▶ **TO DO**
Take each line containing "decisions" and report it exactly as written.

▶ **RECORDS SHOWN**
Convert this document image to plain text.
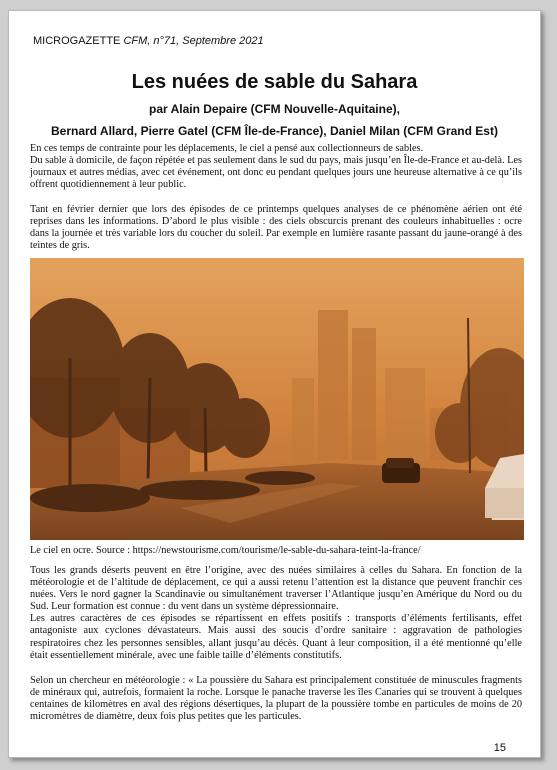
MICROGAZETTE CFM, n°71, Septembre 2021
Les nuées de sable du Sahara
par Alain Depaire (CFM Nouvelle-Aquitaine),
Bernard Allard, Pierre Gatel (CFM Île-de-France), Daniel Milan (CFM Grand Est)

En ces temps de contrainte pour les déplacements, le ciel a pensé aux collectionneurs de sables.

Du sable à domicile, de façon répétée et pas seulement dans le sud du pays, mais jusqu’en Île-de-France et au-delà. Les journaux et autres médias, avec cet événement, ont donc eu pendant quelques jours une heureuse alternative à ce qu’ils offrent quotidiennement à leur public.

Tant en février dernier que lors des épisodes de ce printemps quelques analyses de ce phénomène aérien ont été reprises dans les informations. D’abord le plus visible : des ciels obscurcis prenant des couleurs inhabituelles : ocre dans la journée et très variable lors du coucher du soleil. Par exemple en lumière rasante passant du jaune-orangé à des teintes de gris.

Le ciel en ocre. Source : https://newstourisme.com/tourisme/le-sable-du-sahara-teint-la-france/

Tous les grands déserts peuvent en être l’origine, avec des nuées similaires à celles du Sahara. En fonction de la météorologie et de l’altitude de déplacement, ce qui a aussi retenu l’attention est la distance que peuvent franchir ces nuées. Vers le nord gagner la Scandinavie ou simultanément traverser l’Atlantique jusqu’en Amérique du Nord ou du Sud. Leur formation est connue : du vent dans un système dépressionnaire.

Les autres caractères de ces épisodes se répartissent en effets positifs : transports d’éléments fertilisants, effet antagoniste aux cyclones dévastateurs. Mais aussi des soucis d’ordre sanitaire : aggravation de pathologies respiratoires chez les personnes sensibles, allant jusqu’au décès. Quant à leur composition, il a été mentionné qu’elle était essentiellement minérale, avec une faible taille d’éléments constitutifs.

Selon un chercheur en météorologie : « La poussière du Sahara est principalement constituée de minuscules fragments de minéraux qui, autrefois, formaient la roche. Lorsque le panache traverse les îles Canaries qui se trouvent à quelques centaines de kilomètres en aval des régions désertiques, la plupart de la poussière tombe en particules de moins de 20 micromètres de diamètre, deux fois plus petites que les particules.

15
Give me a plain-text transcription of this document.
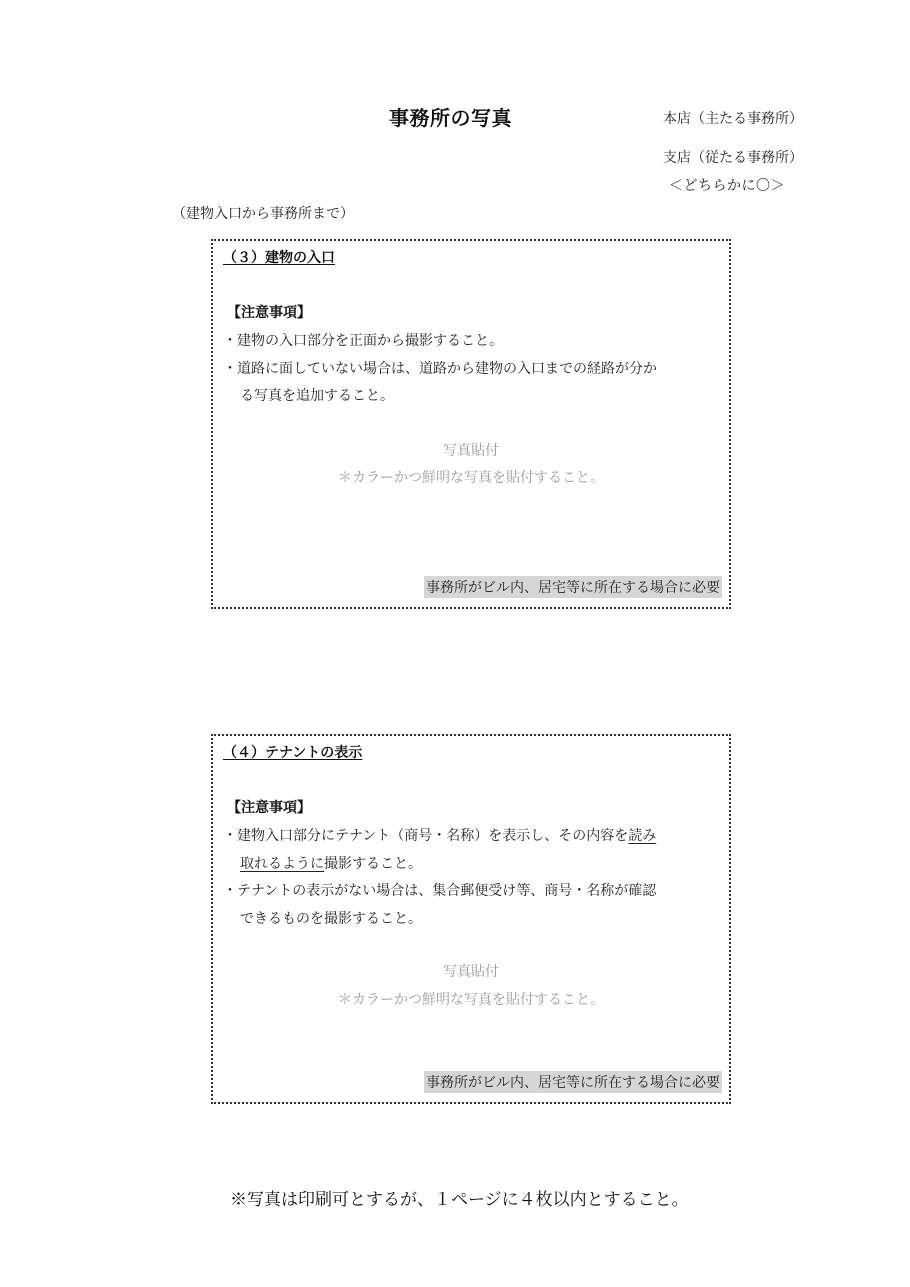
事務所の写真	本店（主たる事務所）
支店（従たる事務所）
＜どちらかに〇＞
（建物入口から事務所まで）
（３）建物の入口
【注意事項】
・建物の入口部分を正面から撮影すること。
・道路に面していない場合は、道路から建物の入口までの経路が分か
る写真を追加すること。
写真貼付
＊カラーかつ鮮明な写真を貼付すること。
事務所がビル内、居宅等に所在する場合に必要
（４）テナントの表示
【注意事項】
・建物入口部分にテナント（商号・名称）を表示し、その内容を読み
取れるように撮影すること。
・テナントの表示がない場合は、集合郵便受け等、商号・名称が確認
できるものを撮影すること。
写真貼付
＊カラーかつ鮮明な写真を貼付すること。
事務所がビル内、居宅等に所在する場合に必要
※写真は印刷可とするが、１ページに４枚以内とすること。
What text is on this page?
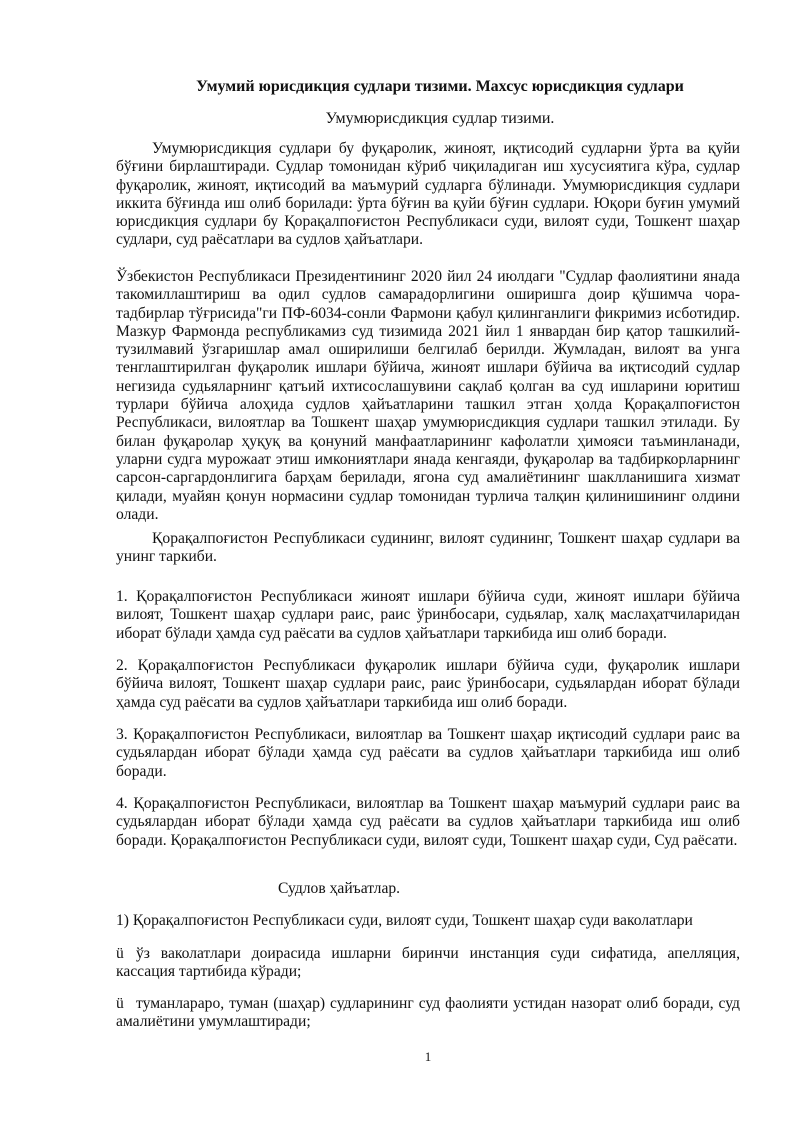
Умумий юрисдикция судлари тизими. Махсус юрисдикция судлари
Умумюрисдикция судлар тизими.

Умумюрисдикция судлари бу фуқаролик, жиноят, иқтисодий судларни ўрта ва қуйи бўғини бирлаштиради. Судлар томонидан кўриб чиқиладиган иш хусусиятига кўра, судлар фуқаролик, жиноят, иқтисодий ва маъмурий судларга бўлинади. Умумюрисдикция судлари иккита бўғинда иш олиб борилади: ўрта бўғин ва қуйи бўғин судлари. Юқори буғин умумий юрисдикция судлари бу Қорақалпоғистон Республикаси суди, вилоят суди, Тошкент шаҳар судлари, суд раёсатлари ва судлов ҳайъатлари.

Ўзбекистон Республикаси Президентининг 2020 йил 24 июлдаги "Судлар фаолиятини янада такомиллаштириш ва одил судлов самарадорлигини оширишга доир қўшимча чора-тадбирлар тўғрисида"ги ПФ-6034-сонли Фармони қабул қилинганлиги фикримиз исботидир. Мазкур Фармонда республикамиз суд тизимида 2021 йил 1 январдан бир қатор ташкилий-тузилмавий ўзгаришлар амал оширилиши белгилаб берилди. Жумладан, вилоят ва унга тенглаштирилган фуқаролик ишлари бўйича, жиноят ишлари бўйича ва иқтисодий судлар негизида судьяларнинг қатъий ихтисослашувини сақлаб қолган ва суд ишларини юритиш турлари бўйича алоҳида судлов ҳайъатларини ташкил этган ҳолда Қорақалпоғистон Республикаси, вилоятлар ва Тошкент шаҳар умумюрисдикция судлари ташкил этилади. Бу билан фуқаролар ҳуқуқ ва қонуний манфаатларининг кафолатли ҳимояси таъминланади, уларни судга мурожаат этиш имкониятлари янада кенгаяди, фуқаролар ва тадбиркорларнинг сарсон-саргардонлигига барҳам берилади, ягона суд амалиётининг шаклланишига хизмат қилади, муайян қонун нормасини судлар томонидан турлича талқин қилинишининг олдини олади.

Қорақалпоғистон Республикаси судининг, вилоят судининг, Тошкент шаҳар судлари ва унинг таркиби.

1. Қорақалпоғистон Республикаси жиноят ишлари бўйича суди, жиноят ишлари бўйича вилоят, Тошкент шаҳар судлари раис, раис ўринбосари, судьялар, халқ маслаҳатчиларидан иборат бўлади ҳамда суд раёсати ва судлов ҳайъатлари таркибида иш олиб боради.

2. Қорақалпоғистон Республикаси фуқаролик ишлари бўйича суди, фуқаролик ишлари бўйича вилоят, Тошкент шаҳар судлари раис, раис ўринбосари, судьялардан иборат бўлади ҳамда суд раёсати ва судлов ҳайъатлари таркибида иш олиб боради.

3. Қорақалпоғистон Республикаси, вилоятлар ва Тошкент шаҳар иқтисодий судлари раис ва судьялардан иборат бўлади ҳамда суд раёсати ва судлов ҳайъатлари таркибида иш олиб боради.

4. Қорақалпоғистон Республикаси, вилоятлар ва Тошкент шаҳар маъмурий судлари раис ва судьялардан иборат бўлади ҳамда суд раёсати ва судлов ҳайъатлари таркибида иш олиб боради. Қорақалпоғистон Республикаси суди, вилоят суди, Тошкент шаҳар суди, Суд раёсати.

Судлов ҳайъатлар.

1) Қорақалпоғистон Республикаси суди, вилоят суди, Тошкент шаҳар суди ваколатлари

ü ўз ваколатлари доирасида ишларни биринчи инстанция суди сифатида, апелляция, кассация тартибида кўради;

ü туманлараро, туман (шаҳар) судларининг суд фаолияти устидан назорат олиб боради, суд амалиётини умумлаштиради;

1
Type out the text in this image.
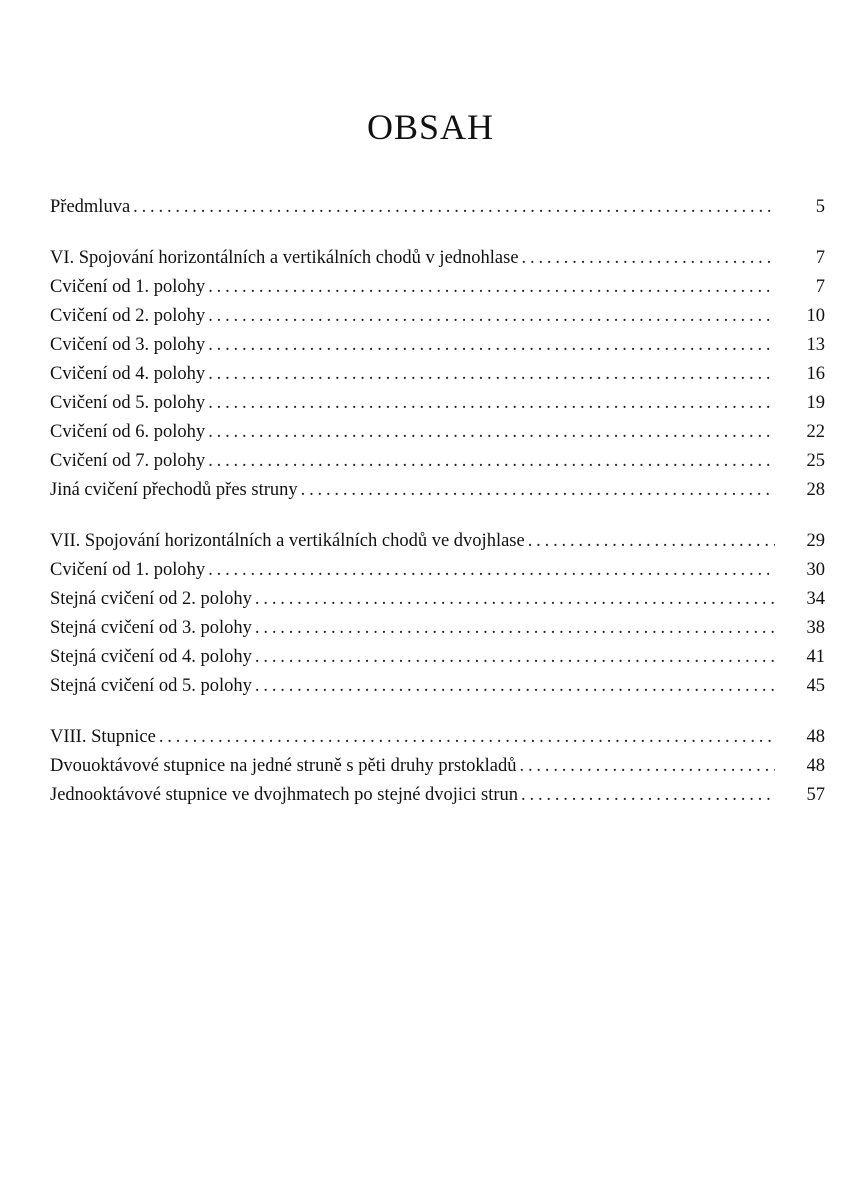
OBSAH
Předmluva . . .	5
VI. Spojování horizontálních a vertikálních chodů v jednohlase . . .	7
Cvičení od 1. polohy . . .	7
Cvičení od 2. polohy . . .	10
Cvičení od 3. polohy . . .	13
Cvičení od 4. polohy . . .	16
Cvičení od 5. polohy . . .	19
Cvičení od 6. polohy . . .	22
Cvičení od 7. polohy . . .	25
Jiná cvičení přechodů přes struny . . .	28
VII. Spojování horizontálních a vertikálních chodů ve dvojhlase . . .	29
Cvičení od 1. polohy . . .	30
Stejná cvičení od 2. polohy . . .	34
Stejná cvičení od 3. polohy . . .	38
Stejná cvičení od 4. polohy . . .	41
Stejná cvičení od 5. polohy . . .	45
VIII. Stupnice . . .	48
Dvouoktávové stupnice na jedné struně s pěti druhy prstokladů . . .	48
Jednooktávové stupnice ve dvojhmatech po stejné dvojici strun . . .	57
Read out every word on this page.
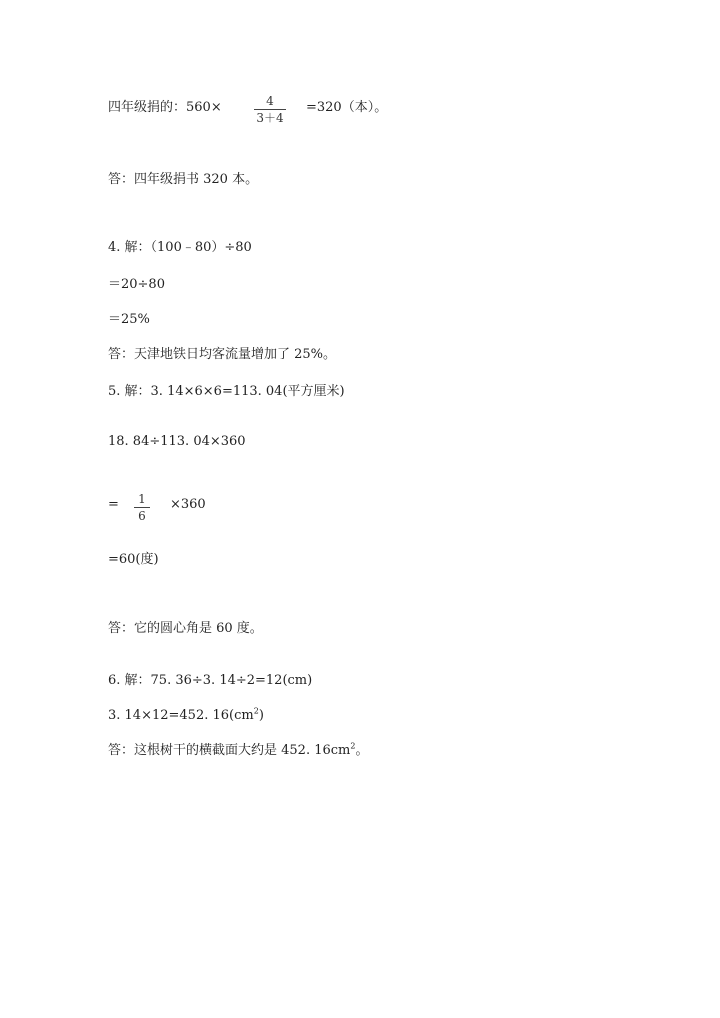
四年级捐的：560×	4
3＋4
=320（本）。
答：四年级捐书 320 本。
4. 解：（100﹣80）÷80
＝20÷80
＝25%
答：天津地铁日均客流量增加了 25%。
5. 解：3. 14×6×6=113. 04(平方厘米)
18. 84÷113. 04×360
=	1
6
×360
=60(度)
答：它的圆心角是 60 度。
6. 解：75. 36÷3. 14÷2=12(cm)
3. 14×12=452. $16(cm^2)$
答：这根树干的横截面大约是 452. $16cm^2$。
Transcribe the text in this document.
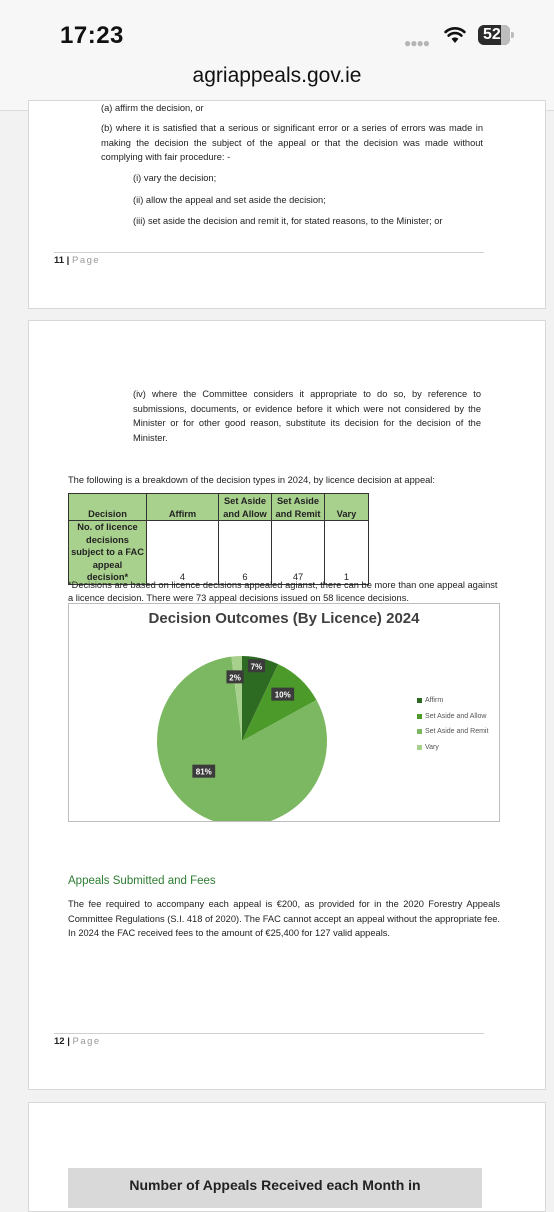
17:23	●●●●	52
agriappeals.gov.ie
(a) affirm the decision, or
(b) where it is satisfied that a serious or significant error or a series of errors was made in making the decision the subject of the appeal or that the decision was made without complying with fair procedure: -
(i) vary the decision;
(ii) allow the appeal and set aside the decision;
(iii) set aside the decision and remit it, for stated reasons, to the Minister; or
11 | Page
(iv) where the Committee considers it appropriate to do so, by reference to submissions, documents, or evidence before it which were not considered by the Minister or for other good reason, substitute its decision for the decision of the Minister.
The following is a breakdown of the decision types in 2024, by licence decision at appeal:
Decision	Affirm	Set Aside and Allow	Set Aside and Remit	Vary
No. of licence decisions subject to a FAC appeal decision*	4	6	47	1
*Decisions are based on licence decisions appealed agianst, there can be more than one appeal against a licence decision. There were 73 appeal decisions issued on 58 licence decisions.
Decision Outcomes (By Licence) 2024
7%
10%
81%
2%
Affirm
Set Aside and Allow
Set Aside and Remit
Vary
Appeals Submitted and Fees
The fee required to accompany each appeal is €200, as provided for in the 2020 Forestry Appeals Committee Regulations (S.I. 418 of 2020). The FAC cannot accept an appeal without the appropriate fee. In 2024 the FAC received fees to the amount of €25,400 for 127 valid appeals.
12 | Page
Number of Appeals Received each Month in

▶ **OUTPUT**
No. of licence decisions subject to a FAC appeal decision*	4	6	47	1
*Decisions are based on licence decisions appealed agianst, there can be more than one appeal against a licence decision. There were 73 appeal decisions issued on 58 licence decisions.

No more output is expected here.